### WHAT YOU SHOULD DO
Your response should be every line from the entries that includes the string "parts".

____

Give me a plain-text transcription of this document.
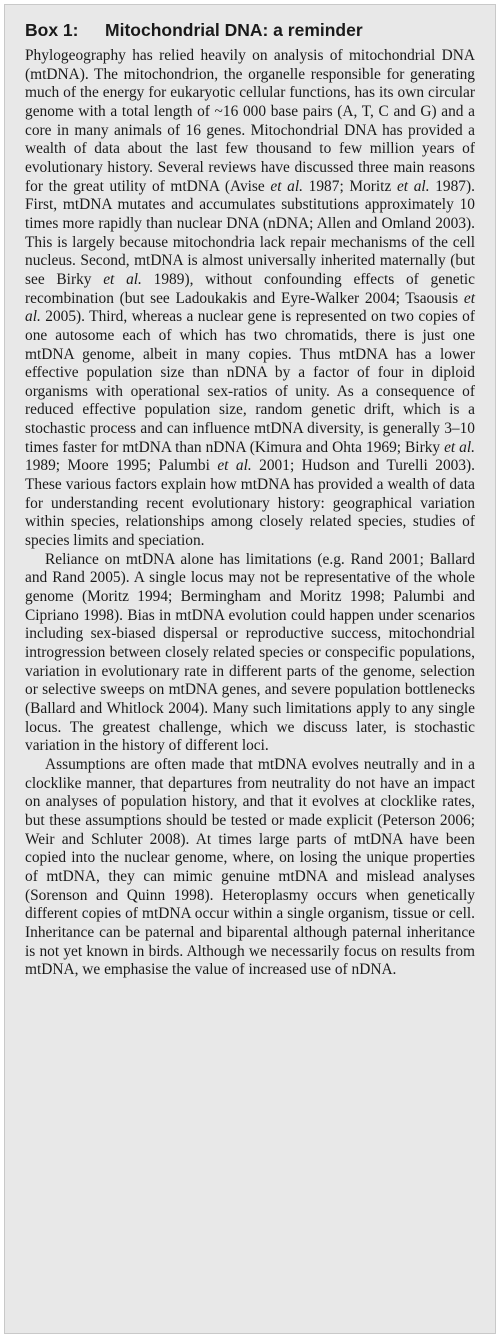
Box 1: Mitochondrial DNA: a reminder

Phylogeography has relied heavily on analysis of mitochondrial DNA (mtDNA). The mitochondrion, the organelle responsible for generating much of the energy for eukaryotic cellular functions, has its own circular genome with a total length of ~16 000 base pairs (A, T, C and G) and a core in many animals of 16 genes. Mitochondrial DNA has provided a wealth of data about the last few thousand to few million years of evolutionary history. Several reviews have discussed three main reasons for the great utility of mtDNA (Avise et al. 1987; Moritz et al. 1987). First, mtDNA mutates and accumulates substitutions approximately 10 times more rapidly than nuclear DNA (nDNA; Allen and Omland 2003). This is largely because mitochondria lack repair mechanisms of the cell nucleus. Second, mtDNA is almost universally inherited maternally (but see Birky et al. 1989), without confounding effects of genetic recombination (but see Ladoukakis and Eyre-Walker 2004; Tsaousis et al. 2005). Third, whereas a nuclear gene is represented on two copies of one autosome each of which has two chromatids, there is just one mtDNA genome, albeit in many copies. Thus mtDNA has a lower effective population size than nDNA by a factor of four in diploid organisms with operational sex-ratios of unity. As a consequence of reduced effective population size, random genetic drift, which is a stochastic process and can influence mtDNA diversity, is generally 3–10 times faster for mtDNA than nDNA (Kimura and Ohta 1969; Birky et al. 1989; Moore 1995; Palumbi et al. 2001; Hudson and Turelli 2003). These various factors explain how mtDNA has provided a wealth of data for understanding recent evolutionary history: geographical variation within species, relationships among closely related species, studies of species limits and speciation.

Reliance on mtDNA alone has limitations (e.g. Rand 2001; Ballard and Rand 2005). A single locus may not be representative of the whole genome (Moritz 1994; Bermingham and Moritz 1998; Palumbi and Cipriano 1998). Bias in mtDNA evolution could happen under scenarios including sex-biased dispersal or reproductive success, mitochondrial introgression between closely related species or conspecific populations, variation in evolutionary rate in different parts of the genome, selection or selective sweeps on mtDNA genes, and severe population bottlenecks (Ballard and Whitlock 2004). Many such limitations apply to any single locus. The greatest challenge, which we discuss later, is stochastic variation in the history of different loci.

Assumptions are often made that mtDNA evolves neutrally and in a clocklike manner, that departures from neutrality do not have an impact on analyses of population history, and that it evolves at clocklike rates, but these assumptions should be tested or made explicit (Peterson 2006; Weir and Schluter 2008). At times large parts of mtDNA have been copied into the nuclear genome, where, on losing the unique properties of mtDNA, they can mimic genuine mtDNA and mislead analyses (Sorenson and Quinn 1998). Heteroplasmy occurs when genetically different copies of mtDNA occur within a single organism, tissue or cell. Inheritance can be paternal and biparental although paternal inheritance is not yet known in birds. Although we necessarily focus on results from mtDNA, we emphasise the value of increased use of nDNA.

____

### PROBLEM SOLUTION
Reliance on mtDNA alone has limitations (e.g. Rand 2001; Ballard and Rand 2005). A single locus may not be representative of the whole genome (Moritz 1994; Bermingham and Moritz 1998; Palumbi and Cipriano 1998). Bias in mtDNA evolution could happen under scenarios including sex-biased dispersal or reproductive success, mitochondrial introgression between closely related species or conspecific populations, variation in evolutionary rate in different parts of the genome, selection or selective sweeps on mtDNA genes, and severe population bottlenecks (Ballard and Whitlock 2004). Many such limitations apply to any single locus. The greatest challenge, which we discuss later, is stochastic variation in the history of different loci.
Assumptions are often made that mtDNA evolves neutrally and in a clocklike manner, that departures from neutrality do not have an impact on analyses of population history, and that it evolves at clocklike rates, but these assumptions should be tested or made explicit (Peterson 2006; Weir and Schluter 2008). At times large parts of mtDNA have been copied into the nuclear genome, where, on losing the unique properties of mtDNA, they can mimic genuine mtDNA and mislead analyses (Sorenson and Quinn 1998). Heteroplasmy occurs when genetically different copies of mtDNA occur within a single organism, tissue or cell. Inheritance can be paternal and biparental although paternal inheritance is not yet known in birds. Although we necessarily focus on results from mtDNA, we emphasise the value of increased use of nDNA.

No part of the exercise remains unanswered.